(Entries with figure data)
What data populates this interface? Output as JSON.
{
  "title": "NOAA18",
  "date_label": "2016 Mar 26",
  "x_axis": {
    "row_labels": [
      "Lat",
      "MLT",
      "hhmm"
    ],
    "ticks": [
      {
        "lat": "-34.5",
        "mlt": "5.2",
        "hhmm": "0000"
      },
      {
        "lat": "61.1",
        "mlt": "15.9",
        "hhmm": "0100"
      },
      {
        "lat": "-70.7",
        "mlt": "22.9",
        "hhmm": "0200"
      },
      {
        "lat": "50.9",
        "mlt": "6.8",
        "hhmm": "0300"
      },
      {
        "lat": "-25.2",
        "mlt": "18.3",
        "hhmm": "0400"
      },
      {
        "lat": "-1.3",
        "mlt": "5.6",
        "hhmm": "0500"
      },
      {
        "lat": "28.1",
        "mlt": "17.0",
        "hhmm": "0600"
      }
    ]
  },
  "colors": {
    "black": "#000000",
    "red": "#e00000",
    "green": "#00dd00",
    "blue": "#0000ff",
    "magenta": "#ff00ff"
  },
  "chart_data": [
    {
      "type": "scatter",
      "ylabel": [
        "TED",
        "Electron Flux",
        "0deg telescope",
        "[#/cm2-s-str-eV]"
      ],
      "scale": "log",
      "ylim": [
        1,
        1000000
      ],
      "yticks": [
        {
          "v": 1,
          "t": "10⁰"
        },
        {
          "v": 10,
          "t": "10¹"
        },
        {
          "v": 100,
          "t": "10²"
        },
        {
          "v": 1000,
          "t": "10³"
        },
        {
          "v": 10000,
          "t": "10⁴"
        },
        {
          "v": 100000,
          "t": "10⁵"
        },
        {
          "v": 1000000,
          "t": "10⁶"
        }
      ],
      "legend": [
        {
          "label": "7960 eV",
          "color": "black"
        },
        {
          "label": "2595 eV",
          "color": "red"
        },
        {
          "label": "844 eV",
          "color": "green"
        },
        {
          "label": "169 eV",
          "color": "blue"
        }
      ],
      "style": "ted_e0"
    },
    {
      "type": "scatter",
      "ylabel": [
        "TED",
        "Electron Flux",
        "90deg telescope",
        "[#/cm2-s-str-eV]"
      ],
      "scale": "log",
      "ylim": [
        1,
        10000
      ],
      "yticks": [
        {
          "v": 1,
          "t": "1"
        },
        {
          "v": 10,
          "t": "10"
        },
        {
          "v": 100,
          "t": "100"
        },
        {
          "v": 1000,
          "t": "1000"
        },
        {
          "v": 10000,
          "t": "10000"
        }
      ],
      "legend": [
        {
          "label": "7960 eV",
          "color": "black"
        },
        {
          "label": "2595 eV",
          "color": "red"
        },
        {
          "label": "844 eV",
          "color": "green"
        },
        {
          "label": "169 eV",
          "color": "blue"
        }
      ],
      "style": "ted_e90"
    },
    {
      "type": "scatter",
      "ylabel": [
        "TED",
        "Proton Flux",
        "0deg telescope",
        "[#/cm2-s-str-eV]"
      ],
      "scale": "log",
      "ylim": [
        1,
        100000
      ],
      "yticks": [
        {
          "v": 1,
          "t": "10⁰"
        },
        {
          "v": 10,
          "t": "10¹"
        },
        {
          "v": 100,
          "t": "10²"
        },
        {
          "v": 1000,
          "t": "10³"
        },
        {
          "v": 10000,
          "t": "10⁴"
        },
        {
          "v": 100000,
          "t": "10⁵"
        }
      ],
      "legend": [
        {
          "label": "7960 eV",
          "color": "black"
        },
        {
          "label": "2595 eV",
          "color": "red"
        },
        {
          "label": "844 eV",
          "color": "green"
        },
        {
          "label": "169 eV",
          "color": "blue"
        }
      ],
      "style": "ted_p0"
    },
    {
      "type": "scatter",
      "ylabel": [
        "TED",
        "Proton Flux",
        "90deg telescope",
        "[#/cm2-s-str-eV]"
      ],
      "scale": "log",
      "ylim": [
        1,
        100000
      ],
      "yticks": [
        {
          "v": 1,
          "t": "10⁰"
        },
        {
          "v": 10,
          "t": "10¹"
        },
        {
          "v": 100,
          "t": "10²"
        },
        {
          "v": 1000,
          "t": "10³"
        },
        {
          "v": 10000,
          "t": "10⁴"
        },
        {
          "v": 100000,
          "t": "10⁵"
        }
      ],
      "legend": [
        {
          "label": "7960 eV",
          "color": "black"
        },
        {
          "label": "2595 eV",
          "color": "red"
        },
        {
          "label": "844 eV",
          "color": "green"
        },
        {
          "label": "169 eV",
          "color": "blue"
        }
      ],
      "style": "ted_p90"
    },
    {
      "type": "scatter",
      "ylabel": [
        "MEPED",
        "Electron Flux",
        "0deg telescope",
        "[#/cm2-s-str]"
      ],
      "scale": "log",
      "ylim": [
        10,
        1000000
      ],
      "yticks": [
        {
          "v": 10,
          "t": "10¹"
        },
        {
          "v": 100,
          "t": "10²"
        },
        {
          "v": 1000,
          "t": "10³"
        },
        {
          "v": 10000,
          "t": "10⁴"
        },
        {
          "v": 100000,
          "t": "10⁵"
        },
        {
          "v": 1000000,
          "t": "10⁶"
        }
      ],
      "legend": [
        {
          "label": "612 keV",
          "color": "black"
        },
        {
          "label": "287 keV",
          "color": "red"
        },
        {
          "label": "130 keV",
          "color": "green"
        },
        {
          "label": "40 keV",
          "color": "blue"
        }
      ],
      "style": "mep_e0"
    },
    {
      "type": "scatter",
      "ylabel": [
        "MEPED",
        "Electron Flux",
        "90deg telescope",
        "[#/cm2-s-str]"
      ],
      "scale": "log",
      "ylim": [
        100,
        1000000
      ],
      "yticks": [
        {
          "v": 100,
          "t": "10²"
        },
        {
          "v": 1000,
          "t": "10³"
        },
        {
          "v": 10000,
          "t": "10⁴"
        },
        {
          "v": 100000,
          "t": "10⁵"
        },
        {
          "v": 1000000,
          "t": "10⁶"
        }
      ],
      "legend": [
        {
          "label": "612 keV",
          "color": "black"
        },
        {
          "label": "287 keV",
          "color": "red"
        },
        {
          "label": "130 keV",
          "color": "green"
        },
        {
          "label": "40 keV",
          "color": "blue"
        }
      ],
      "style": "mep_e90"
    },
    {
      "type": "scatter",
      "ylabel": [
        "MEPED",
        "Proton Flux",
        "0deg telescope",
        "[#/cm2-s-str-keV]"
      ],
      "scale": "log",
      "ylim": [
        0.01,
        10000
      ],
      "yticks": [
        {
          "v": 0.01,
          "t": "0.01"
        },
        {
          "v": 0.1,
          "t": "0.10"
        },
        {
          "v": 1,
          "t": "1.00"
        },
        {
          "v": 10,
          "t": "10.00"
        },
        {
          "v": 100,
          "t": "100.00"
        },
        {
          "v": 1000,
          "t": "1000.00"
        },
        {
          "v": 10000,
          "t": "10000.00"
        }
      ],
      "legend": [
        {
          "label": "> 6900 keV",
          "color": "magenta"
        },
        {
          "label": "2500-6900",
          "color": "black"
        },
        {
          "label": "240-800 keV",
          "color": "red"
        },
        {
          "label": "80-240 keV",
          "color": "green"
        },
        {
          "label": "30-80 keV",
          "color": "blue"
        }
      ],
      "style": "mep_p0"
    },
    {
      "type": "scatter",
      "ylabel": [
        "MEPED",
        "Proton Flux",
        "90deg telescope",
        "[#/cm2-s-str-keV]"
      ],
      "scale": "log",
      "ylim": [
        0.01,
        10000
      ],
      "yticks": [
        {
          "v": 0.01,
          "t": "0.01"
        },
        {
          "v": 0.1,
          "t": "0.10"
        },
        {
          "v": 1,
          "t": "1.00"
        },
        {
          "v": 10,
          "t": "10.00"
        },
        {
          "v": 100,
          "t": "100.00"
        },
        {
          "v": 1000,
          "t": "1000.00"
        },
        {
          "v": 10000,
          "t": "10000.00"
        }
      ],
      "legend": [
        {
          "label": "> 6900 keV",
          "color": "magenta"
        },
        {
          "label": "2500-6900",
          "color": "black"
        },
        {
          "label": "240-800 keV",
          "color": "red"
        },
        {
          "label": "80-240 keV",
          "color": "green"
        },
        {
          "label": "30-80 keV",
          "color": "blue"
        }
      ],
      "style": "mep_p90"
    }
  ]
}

INSTRUCTION = The lines above form a set of records; determine how many of them contain the string "hhmm" and give that number alone.

RESPONSE TO THIS TASK = 8